Dataset records:
— Begin —

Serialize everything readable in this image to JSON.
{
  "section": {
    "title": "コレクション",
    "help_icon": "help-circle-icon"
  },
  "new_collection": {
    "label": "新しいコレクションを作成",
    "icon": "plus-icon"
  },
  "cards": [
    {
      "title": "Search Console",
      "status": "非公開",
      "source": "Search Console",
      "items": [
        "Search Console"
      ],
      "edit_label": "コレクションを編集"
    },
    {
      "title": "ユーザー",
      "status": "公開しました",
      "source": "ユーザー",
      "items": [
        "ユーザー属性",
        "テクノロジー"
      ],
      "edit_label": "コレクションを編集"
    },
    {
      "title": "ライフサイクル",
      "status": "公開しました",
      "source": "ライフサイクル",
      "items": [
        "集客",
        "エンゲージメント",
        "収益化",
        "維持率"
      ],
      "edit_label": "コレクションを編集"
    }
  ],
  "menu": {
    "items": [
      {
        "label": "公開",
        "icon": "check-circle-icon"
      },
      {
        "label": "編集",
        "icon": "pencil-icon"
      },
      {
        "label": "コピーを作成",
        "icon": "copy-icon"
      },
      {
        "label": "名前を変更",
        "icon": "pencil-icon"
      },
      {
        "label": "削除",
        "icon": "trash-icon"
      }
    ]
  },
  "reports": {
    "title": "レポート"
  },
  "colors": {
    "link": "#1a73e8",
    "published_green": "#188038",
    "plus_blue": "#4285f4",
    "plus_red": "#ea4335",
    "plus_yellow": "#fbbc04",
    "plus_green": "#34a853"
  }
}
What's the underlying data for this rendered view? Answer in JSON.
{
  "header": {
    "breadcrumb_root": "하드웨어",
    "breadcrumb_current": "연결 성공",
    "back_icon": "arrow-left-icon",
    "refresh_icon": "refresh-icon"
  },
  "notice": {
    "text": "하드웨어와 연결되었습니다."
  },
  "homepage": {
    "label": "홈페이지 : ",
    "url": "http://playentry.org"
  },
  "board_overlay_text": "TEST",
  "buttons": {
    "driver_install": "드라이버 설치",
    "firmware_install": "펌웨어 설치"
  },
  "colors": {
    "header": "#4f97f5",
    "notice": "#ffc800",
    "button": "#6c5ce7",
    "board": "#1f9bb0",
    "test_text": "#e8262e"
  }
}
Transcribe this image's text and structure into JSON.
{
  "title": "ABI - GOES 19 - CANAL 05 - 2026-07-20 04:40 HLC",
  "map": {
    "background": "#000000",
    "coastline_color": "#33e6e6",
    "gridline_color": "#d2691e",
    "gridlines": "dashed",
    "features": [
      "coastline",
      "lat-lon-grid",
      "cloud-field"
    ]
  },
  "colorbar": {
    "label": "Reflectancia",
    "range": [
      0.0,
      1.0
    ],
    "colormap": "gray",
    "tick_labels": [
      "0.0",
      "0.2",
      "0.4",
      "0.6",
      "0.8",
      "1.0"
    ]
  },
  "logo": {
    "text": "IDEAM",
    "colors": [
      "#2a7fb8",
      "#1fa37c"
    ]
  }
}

— End —

● Exercise task: Extract every line from the one containing "Transcribe this image's" through the last line of the data, inclusive, exactly as written.

● Written answer:
Transcribe this image's text and structure into JSON.
{
  "title": "ABI - GOES 19 - CANAL 05 - 2026-07-20 04:40 HLC",
  "map": {
    "background": "#000000",
    "coastline_color": "#33e6e6",
    "gridline_color": "#d2691e",
    "gridlines": "dashed",
    "features": [
      "coastline",
      "lat-lon-grid",
      "cloud-field"
    ]
  },
  "colorbar": {
    "label": "Reflectancia",
    "range": [
      0.0,
      1.0
    ],
    "colormap": "gray",
    "tick_labels": [
      "0.0",
      "0.2",
      "0.4",
      "0.6",
      "0.8",
      "1.0"
    ]
  },
  "logo": {
    "text": "IDEAM",
    "colors": [
      "#2a7fb8",
      "#1fa37c"
    ]
  }
}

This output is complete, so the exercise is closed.